SHORT TASK = Copy out all the lines in the records that include the word "name".

— start of SUPPLIED DATA —

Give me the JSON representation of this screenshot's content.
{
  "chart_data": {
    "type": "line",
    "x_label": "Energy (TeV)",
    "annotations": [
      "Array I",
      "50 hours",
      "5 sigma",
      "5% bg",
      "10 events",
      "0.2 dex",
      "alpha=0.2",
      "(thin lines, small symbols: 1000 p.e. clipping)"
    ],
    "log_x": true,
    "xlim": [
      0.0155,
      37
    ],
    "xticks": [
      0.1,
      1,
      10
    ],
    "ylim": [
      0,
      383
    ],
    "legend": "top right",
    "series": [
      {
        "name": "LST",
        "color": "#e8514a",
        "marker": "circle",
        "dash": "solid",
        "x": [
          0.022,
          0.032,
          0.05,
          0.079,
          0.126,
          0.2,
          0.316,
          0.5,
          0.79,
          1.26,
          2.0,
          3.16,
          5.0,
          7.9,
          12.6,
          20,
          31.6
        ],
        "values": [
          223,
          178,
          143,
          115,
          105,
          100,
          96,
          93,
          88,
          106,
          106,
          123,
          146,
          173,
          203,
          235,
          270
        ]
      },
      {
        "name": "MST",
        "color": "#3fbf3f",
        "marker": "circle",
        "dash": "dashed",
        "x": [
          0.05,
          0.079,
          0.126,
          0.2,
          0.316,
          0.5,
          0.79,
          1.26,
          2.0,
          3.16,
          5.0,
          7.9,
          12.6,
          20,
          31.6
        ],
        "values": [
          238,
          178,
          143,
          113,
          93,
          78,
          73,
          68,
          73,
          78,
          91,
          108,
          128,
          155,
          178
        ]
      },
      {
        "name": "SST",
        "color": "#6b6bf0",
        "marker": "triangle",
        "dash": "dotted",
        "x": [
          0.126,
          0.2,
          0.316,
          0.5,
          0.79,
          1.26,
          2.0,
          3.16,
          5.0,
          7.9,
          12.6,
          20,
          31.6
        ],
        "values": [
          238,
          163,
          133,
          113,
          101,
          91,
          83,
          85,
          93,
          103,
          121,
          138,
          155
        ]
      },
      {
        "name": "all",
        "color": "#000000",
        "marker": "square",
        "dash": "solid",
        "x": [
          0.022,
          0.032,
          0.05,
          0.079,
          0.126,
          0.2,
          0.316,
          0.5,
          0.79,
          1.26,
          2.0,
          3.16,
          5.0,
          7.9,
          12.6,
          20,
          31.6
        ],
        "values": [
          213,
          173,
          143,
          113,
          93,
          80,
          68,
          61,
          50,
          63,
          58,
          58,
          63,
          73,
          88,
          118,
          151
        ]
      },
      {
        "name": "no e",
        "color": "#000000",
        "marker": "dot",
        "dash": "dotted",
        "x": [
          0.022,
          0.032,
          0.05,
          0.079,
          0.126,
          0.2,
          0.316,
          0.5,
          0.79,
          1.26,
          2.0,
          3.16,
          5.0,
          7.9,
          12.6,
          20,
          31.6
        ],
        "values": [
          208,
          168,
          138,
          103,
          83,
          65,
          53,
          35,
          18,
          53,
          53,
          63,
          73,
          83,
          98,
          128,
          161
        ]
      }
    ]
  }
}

— end of SUPPLIED DATA —

CORRECT OUTPUT =
        "name": "LST",
        "name": "MST",
        "name": "SST",
        "name": "all",
        "name": "no e",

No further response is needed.